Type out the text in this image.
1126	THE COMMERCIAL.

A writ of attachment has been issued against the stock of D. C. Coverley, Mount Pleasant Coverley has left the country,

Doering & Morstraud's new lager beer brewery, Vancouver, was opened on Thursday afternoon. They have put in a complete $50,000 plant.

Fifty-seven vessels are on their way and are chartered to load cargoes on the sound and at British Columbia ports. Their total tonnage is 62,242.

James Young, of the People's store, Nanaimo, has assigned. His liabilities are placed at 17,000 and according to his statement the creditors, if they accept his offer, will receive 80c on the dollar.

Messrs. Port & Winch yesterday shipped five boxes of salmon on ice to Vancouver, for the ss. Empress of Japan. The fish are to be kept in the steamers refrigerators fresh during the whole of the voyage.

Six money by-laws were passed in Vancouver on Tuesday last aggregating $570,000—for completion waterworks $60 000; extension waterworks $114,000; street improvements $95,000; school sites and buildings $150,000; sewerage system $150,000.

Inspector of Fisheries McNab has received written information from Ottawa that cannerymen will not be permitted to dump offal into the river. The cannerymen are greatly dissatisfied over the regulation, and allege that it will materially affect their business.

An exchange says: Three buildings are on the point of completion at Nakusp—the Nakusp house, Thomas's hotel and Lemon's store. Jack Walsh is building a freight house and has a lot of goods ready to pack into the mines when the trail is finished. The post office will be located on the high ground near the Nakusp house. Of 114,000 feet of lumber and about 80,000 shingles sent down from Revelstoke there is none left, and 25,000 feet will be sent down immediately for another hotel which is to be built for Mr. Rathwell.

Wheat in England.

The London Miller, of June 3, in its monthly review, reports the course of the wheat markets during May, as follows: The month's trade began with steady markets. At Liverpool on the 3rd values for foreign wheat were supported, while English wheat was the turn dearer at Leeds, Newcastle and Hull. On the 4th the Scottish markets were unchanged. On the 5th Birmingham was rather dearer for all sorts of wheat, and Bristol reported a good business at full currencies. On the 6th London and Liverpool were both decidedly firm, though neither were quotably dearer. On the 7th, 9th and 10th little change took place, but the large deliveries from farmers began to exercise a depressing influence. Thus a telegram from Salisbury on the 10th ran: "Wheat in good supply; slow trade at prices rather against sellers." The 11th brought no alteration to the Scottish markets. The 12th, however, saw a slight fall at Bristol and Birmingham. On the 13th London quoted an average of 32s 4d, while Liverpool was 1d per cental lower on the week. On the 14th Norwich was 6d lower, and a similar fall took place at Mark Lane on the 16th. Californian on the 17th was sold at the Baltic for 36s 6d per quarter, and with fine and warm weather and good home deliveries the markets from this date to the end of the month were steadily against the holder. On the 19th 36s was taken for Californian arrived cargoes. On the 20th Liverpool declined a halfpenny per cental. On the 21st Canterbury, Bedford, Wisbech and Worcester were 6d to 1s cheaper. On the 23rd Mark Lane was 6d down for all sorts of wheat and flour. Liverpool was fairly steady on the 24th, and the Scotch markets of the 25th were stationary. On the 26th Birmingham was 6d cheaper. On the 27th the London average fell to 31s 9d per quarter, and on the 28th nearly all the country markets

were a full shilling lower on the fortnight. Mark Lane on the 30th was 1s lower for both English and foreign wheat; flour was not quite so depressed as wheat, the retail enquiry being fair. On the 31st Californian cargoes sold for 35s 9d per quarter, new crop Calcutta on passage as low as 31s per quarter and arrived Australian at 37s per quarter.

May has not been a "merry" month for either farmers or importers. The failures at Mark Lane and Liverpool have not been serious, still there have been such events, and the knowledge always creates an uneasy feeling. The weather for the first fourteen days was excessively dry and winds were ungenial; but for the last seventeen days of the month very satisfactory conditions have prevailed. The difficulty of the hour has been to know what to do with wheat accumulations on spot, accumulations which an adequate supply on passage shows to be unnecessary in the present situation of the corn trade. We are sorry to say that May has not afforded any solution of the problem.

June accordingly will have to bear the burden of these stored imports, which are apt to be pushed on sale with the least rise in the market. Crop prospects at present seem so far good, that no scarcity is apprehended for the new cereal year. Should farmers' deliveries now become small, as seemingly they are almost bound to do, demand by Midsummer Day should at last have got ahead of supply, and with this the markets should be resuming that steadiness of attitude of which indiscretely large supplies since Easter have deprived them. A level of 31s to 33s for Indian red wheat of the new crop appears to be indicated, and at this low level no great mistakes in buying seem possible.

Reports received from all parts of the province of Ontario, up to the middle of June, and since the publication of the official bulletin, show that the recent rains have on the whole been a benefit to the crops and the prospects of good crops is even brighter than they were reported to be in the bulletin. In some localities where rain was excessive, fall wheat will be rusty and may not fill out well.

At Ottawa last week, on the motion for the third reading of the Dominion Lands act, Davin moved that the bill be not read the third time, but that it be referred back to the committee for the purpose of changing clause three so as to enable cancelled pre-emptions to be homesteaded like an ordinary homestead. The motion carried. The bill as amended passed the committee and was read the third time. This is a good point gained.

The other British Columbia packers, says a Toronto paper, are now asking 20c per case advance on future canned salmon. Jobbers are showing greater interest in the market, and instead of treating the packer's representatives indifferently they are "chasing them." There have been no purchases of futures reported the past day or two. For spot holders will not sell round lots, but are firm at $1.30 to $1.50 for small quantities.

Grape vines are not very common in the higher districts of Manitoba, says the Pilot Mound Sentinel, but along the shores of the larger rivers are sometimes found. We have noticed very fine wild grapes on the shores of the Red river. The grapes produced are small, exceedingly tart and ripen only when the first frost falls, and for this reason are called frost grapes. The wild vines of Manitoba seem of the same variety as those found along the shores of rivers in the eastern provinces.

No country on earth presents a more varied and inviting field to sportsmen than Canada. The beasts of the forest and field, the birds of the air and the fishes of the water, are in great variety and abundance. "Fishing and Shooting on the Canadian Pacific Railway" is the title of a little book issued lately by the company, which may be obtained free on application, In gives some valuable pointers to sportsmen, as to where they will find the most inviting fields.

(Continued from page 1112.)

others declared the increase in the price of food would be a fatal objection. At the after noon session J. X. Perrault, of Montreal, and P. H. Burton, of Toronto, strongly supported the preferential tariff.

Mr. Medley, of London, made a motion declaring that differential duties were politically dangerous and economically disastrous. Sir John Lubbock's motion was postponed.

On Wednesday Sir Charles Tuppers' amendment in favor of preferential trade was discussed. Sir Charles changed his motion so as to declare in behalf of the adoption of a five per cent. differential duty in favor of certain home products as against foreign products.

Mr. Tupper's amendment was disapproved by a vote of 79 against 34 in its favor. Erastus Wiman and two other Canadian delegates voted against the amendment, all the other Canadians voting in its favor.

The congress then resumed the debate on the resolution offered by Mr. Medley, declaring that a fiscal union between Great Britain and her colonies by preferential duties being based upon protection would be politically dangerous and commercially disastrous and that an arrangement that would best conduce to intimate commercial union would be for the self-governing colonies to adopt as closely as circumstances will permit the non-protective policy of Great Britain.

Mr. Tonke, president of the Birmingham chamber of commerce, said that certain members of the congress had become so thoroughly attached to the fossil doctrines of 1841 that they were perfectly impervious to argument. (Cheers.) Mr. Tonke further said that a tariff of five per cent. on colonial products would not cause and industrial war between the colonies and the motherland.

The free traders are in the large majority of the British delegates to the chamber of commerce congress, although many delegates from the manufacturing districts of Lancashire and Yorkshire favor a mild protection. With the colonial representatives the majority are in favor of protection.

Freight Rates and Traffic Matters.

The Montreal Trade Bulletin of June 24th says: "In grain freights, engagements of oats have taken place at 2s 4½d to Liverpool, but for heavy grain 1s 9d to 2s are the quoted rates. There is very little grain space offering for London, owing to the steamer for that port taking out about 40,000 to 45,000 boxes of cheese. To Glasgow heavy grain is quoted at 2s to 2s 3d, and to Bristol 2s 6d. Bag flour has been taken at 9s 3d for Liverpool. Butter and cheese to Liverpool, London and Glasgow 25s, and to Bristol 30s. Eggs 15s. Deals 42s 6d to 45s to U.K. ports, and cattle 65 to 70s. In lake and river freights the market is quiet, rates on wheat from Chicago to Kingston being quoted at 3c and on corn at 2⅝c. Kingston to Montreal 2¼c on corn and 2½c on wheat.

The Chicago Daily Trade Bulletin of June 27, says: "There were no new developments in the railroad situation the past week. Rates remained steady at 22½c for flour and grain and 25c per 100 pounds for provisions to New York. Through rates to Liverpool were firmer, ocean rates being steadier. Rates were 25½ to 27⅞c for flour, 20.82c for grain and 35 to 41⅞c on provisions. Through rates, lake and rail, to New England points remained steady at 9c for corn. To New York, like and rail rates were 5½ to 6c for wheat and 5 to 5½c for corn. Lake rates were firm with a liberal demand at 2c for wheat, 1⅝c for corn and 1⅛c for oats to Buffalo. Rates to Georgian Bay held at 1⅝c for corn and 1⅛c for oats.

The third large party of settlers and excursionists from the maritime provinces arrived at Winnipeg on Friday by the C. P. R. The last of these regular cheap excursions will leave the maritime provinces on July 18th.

---+---

Where a line holds "into", copy that line.

* _RESULT_
Inspector of Fisheries McNab has received written information from Ottawa that cannerymen will not be permitted to dump offal into the river. The cannerymen are greatly dissatisfied over the regulation, and allege that it will materially affect their business.
An exchange says: Three buildings are on the point of completion at Nakusp—the Nakusp house, Thomas's hotel and Lemon's store. Jack Walsh is building a freight house and has a lot of goods ready to pack into the mines when the trail is finished. The post office will be located on the high ground near the Nakusp house. Of 114,000 feet of lumber and about 80,000 shingles sent down from Revelstoke there is none left, and 25,000 feet will be sent down immediately for another hotel which is to be built for Mr. Rathwell.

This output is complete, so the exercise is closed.